From the entries below, extract every line that includes the word "analysis".

Dataset rows
================================

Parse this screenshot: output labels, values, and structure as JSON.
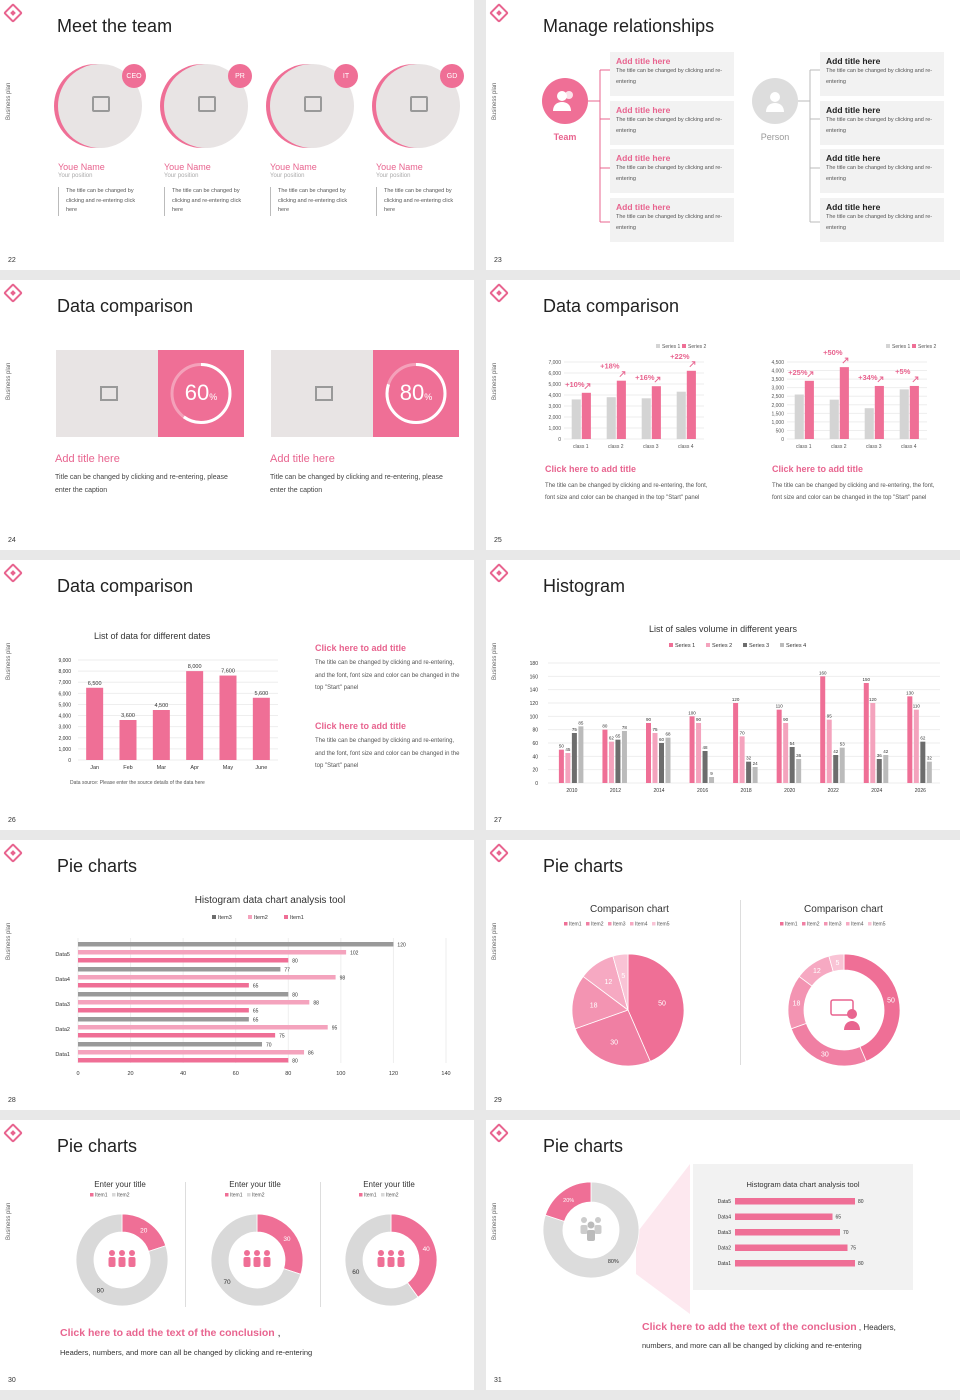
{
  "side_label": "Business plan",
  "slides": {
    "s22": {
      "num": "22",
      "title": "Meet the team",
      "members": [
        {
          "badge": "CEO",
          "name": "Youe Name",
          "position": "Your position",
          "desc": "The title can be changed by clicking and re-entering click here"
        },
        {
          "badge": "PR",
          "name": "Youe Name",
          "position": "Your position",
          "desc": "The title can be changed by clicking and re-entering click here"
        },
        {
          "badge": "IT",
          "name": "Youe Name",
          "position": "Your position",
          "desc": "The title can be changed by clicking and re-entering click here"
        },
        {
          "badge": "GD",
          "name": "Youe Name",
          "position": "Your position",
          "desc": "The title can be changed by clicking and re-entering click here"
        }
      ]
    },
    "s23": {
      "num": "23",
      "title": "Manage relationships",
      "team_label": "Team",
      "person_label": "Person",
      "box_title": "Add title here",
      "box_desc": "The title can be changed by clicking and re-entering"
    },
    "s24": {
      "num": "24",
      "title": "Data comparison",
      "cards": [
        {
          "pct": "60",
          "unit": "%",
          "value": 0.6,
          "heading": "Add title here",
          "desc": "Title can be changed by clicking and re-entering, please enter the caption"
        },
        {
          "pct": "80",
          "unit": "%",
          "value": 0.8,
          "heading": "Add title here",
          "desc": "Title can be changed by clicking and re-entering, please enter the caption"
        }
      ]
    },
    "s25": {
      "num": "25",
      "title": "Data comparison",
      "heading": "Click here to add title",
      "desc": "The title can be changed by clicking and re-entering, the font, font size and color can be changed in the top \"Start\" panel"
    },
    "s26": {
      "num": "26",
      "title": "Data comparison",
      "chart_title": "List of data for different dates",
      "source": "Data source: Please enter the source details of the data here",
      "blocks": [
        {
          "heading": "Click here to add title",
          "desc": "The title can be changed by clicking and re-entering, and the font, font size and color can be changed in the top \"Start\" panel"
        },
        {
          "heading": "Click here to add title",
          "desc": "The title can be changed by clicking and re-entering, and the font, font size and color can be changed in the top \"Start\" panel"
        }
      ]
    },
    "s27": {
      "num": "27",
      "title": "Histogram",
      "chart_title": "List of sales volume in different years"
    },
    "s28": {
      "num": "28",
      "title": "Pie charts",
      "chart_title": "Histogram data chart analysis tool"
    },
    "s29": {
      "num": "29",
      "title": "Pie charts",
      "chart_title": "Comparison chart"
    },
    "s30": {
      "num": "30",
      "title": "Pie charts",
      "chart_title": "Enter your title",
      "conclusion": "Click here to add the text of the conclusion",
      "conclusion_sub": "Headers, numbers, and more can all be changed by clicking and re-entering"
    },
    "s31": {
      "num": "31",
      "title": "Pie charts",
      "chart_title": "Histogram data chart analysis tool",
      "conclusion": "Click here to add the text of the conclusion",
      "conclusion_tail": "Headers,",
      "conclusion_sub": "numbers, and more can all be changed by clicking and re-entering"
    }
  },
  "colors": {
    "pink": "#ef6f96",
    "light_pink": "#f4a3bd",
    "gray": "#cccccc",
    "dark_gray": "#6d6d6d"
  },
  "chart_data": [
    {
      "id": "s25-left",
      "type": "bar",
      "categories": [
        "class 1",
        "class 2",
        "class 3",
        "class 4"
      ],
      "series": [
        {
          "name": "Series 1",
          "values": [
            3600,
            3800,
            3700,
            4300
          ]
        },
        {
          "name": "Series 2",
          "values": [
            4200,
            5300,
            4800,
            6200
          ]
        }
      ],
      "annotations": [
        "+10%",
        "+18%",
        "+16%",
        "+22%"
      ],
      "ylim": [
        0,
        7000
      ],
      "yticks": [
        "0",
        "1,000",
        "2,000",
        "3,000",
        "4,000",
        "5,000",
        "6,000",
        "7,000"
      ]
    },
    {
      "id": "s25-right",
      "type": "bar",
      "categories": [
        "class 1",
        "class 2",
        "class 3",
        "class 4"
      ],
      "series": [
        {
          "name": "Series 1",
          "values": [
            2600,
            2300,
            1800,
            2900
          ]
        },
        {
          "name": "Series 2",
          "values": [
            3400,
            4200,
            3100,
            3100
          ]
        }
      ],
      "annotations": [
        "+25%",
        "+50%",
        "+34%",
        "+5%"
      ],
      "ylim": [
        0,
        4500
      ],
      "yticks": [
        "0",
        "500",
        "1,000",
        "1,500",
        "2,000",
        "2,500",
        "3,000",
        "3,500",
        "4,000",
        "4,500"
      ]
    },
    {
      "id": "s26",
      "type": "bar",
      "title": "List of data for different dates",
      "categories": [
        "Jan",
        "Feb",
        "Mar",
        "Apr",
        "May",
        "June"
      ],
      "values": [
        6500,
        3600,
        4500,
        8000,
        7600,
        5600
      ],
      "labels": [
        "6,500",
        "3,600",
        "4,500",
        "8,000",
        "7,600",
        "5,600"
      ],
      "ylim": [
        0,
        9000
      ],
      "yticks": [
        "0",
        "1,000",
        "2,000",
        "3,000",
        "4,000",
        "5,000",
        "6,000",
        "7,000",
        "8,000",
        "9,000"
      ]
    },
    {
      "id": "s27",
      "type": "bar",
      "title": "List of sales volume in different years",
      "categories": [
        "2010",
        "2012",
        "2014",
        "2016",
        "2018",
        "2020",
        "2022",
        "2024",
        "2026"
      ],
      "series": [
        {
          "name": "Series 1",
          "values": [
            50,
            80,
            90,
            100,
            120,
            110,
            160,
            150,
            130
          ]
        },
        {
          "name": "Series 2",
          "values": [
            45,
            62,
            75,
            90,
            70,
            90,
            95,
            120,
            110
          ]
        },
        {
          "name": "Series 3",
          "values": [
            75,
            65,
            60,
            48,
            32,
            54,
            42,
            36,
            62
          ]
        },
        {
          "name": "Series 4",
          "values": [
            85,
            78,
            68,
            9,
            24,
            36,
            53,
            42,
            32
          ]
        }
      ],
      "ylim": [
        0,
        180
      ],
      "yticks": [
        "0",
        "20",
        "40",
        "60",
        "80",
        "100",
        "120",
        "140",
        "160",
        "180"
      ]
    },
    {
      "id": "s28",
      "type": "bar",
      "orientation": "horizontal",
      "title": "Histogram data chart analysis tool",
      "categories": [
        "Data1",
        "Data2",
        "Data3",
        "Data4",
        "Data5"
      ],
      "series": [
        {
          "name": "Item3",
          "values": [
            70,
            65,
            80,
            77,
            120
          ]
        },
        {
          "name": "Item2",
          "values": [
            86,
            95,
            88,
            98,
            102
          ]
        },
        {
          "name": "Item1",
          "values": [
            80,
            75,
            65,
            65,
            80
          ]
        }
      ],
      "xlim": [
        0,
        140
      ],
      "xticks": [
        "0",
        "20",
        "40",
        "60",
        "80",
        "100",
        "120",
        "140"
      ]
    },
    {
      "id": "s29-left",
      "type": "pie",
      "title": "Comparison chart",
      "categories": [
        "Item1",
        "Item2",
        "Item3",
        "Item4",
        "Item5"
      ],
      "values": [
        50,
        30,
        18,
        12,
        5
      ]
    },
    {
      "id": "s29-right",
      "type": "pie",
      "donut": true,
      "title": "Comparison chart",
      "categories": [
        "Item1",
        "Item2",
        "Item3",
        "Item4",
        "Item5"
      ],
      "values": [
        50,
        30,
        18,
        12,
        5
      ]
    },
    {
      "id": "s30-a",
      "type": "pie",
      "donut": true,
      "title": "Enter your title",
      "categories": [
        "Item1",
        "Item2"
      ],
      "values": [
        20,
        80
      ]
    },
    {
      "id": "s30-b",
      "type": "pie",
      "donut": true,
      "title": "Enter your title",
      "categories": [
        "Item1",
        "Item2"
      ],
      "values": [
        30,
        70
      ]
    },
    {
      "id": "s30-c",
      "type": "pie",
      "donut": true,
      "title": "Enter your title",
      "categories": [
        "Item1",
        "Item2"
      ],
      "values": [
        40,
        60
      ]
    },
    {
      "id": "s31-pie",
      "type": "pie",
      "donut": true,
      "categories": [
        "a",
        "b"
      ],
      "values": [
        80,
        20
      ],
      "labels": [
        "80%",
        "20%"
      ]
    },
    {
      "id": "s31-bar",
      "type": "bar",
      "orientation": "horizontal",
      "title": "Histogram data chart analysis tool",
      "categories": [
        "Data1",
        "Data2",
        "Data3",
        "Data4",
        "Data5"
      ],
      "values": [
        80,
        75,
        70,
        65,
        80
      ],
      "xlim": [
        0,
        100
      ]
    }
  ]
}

================================

In response
      "chart_title": "Histogram data chart analysis tool"
      "chart_title": "Histogram data chart analysis tool",
      "title": "Histogram data chart analysis tool",
      "title": "Histogram data chart analysis tool",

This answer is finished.